#### [PROBLEM TO SOLVE]
Search the material and gather each line with "text" in it.
BEGIN DATA TO USE
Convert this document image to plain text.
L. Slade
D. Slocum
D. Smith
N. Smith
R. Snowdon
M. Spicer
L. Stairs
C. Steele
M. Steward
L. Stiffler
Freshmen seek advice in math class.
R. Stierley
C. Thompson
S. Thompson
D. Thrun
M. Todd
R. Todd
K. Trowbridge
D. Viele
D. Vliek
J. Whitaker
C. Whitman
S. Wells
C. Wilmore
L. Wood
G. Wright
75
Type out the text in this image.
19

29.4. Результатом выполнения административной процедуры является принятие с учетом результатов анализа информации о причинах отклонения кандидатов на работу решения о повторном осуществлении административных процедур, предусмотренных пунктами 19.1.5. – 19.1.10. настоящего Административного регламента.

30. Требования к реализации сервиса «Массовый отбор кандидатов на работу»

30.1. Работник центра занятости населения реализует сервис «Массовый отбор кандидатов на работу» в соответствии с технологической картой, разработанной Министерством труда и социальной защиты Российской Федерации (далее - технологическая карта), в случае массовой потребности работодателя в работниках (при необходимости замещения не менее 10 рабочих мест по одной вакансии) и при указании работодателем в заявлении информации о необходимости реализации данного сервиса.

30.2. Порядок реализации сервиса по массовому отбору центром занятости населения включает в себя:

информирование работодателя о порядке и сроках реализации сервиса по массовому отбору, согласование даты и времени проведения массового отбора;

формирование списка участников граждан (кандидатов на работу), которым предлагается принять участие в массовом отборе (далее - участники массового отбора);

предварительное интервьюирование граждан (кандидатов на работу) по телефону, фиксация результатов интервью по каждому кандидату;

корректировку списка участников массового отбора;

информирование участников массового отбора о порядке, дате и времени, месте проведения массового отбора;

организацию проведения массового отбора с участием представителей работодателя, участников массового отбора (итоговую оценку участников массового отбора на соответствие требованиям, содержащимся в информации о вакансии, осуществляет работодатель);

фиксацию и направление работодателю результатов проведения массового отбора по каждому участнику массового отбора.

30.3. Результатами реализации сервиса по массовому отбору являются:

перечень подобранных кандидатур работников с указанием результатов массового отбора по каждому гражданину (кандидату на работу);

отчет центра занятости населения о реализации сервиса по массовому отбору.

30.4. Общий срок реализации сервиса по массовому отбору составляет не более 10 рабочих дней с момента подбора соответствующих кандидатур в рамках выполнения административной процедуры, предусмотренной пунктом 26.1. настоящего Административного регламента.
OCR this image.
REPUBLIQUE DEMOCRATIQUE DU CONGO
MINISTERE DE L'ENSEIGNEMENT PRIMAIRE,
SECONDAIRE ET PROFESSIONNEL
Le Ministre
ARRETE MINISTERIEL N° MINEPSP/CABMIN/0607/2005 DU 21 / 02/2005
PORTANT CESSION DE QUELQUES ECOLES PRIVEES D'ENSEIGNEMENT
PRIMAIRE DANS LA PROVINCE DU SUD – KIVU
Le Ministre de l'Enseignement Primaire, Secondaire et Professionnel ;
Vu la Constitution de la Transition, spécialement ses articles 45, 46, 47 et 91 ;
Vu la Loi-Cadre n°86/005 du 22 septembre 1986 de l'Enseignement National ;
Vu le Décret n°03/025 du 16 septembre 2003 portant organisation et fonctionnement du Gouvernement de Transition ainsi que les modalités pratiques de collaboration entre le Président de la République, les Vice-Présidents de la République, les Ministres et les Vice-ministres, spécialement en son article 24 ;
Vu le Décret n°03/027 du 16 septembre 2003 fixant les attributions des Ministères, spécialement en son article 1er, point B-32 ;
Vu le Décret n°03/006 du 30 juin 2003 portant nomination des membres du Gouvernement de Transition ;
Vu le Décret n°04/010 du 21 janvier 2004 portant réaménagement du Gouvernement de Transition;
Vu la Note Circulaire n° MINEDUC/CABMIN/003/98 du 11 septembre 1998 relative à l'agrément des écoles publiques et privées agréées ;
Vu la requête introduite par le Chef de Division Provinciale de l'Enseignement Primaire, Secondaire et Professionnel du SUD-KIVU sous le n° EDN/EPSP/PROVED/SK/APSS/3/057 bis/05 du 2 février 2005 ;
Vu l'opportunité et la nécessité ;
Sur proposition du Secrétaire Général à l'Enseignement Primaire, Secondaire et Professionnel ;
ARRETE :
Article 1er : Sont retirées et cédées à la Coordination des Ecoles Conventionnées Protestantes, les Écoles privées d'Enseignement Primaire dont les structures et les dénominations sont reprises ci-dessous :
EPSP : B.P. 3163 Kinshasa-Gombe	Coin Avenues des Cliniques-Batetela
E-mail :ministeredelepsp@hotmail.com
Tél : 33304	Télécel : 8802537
END DATA TO USE
#### [ANSWER TO THE TASK]
Convert this document image to plain text.
Type out the text in this image.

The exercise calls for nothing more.